» **Provided information**
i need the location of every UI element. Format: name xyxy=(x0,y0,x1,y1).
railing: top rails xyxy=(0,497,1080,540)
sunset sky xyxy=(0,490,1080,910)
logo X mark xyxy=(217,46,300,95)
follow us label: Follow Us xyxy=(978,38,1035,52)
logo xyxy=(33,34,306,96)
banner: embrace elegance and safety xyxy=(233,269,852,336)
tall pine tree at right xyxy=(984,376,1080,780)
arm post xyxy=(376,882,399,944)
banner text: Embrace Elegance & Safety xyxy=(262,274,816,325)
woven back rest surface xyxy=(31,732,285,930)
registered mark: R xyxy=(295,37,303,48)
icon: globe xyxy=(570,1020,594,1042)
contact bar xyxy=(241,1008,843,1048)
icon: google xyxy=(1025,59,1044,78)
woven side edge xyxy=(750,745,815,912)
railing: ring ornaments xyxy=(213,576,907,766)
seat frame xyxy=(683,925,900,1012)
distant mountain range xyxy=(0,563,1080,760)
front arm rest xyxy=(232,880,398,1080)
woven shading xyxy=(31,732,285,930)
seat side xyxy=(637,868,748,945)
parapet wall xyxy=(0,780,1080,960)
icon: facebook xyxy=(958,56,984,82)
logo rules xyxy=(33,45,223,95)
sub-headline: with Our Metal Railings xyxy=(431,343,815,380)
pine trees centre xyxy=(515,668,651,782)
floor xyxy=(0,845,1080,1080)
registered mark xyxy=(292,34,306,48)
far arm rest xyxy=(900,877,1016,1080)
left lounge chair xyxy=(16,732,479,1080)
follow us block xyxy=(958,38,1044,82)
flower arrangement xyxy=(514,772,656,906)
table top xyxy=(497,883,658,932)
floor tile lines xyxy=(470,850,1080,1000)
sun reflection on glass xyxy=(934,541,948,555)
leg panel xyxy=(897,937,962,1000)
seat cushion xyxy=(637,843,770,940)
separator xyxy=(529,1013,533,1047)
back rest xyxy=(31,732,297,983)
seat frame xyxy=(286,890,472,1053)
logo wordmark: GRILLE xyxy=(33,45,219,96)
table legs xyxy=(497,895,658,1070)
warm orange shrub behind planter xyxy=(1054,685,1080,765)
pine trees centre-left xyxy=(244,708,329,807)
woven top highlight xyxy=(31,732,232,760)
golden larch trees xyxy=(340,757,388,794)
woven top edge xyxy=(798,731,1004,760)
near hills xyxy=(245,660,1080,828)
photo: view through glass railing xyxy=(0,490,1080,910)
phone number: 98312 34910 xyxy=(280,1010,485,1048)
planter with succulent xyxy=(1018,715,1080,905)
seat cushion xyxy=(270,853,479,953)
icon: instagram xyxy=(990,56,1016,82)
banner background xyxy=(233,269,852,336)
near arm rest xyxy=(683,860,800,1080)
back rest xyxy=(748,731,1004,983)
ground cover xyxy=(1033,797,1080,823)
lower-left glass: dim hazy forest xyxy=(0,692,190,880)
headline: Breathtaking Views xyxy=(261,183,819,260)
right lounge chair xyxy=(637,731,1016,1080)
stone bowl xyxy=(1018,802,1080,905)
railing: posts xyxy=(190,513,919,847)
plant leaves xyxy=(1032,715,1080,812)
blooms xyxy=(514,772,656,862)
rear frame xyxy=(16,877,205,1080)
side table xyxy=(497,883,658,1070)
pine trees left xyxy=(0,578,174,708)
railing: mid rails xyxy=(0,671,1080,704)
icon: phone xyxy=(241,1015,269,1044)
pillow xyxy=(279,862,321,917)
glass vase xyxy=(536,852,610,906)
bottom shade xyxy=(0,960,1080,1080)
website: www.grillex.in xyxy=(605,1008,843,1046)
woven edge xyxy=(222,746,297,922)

» **Directions for this task**
Reproduce every line above character for character, keeping the original order.

» **Answer to this problem**
i need the location of every UI element. Format: name xyxy=(x0,y0,x1,y1).
railing: top rails xyxy=(0,497,1080,540)
sunset sky xyxy=(0,490,1080,910)
logo X mark xyxy=(217,46,300,95)
follow us label: Follow Us xyxy=(978,38,1035,52)
logo xyxy=(33,34,306,96)
banner: embrace elegance and safety xyxy=(233,269,852,336)
tall pine tree at right xyxy=(984,376,1080,780)
arm post xyxy=(376,882,399,944)
banner text: Embrace Elegance & Safety xyxy=(262,274,816,325)
woven back rest surface xyxy=(31,732,285,930)
registered mark: R xyxy=(295,37,303,48)
icon: globe xyxy=(570,1020,594,1042)
contact bar xyxy=(241,1008,843,1048)
icon: google xyxy=(1025,59,1044,78)
woven side edge xyxy=(750,745,815,912)
railing: ring ornaments xyxy=(213,576,907,766)
seat frame xyxy=(683,925,900,1012)
distant mountain range xyxy=(0,563,1080,760)
front arm rest xyxy=(232,880,398,1080)
woven shading xyxy=(31,732,285,930)
seat side xyxy=(637,868,748,945)
parapet wall xyxy=(0,780,1080,960)
icon: facebook xyxy=(958,56,984,82)
logo rules xyxy=(33,45,223,95)
sub-headline: with Our Metal Railings xyxy=(431,343,815,380)
pine trees centre xyxy=(515,668,651,782)
floor xyxy=(0,845,1080,1080)
registered mark xyxy=(292,34,306,48)
far arm rest xyxy=(900,877,1016,1080)
left lounge chair xyxy=(16,732,479,1080)
follow us block xyxy=(958,38,1044,82)
flower arrangement xyxy=(514,772,656,906)
table top xyxy=(497,883,658,932)
floor tile lines xyxy=(470,850,1080,1000)
sun reflection on glass xyxy=(934,541,948,555)
leg panel xyxy=(897,937,962,1000)
seat cushion xyxy=(637,843,770,940)
separator xyxy=(529,1013,533,1047)
back rest xyxy=(31,732,297,983)
seat frame xyxy=(286,890,472,1053)
logo wordmark: GRILLE xyxy=(33,45,219,96)
table legs xyxy=(497,895,658,1070)
warm orange shrub behind planter xyxy=(1054,685,1080,765)
pine trees centre-left xyxy=(244,708,329,807)
woven top highlight xyxy=(31,732,232,760)
golden larch trees xyxy=(340,757,388,794)
woven top edge xyxy=(798,731,1004,760)
near hills xyxy=(245,660,1080,828)
photo: view through glass railing xyxy=(0,490,1080,910)
phone number: 98312 34910 xyxy=(280,1010,485,1048)
planter with succulent xyxy=(1018,715,1080,905)
seat cushion xyxy=(270,853,479,953)
icon: instagram xyxy=(990,56,1016,82)
banner background xyxy=(233,269,852,336)
near arm rest xyxy=(683,860,800,1080)
back rest xyxy=(748,731,1004,983)
ground cover xyxy=(1033,797,1080,823)
lower-left glass: dim hazy forest xyxy=(0,692,190,880)
headline: Breathtaking Views xyxy=(261,183,819,260)
right lounge chair xyxy=(637,731,1016,1080)
stone bowl xyxy=(1018,802,1080,905)
railing: posts xyxy=(190,513,919,847)
plant leaves xyxy=(1032,715,1080,812)
blooms xyxy=(514,772,656,862)
rear frame xyxy=(16,877,205,1080)
side table xyxy=(497,883,658,1070)
pine trees left xyxy=(0,578,174,708)
railing: mid rails xyxy=(0,671,1080,704)
icon: phone xyxy=(241,1015,269,1044)
pillow xyxy=(279,862,321,917)
glass vase xyxy=(536,852,610,906)
bottom shade xyxy=(0,960,1080,1080)
website: www.grillex.in xyxy=(605,1008,843,1046)
woven edge xyxy=(222,746,297,922)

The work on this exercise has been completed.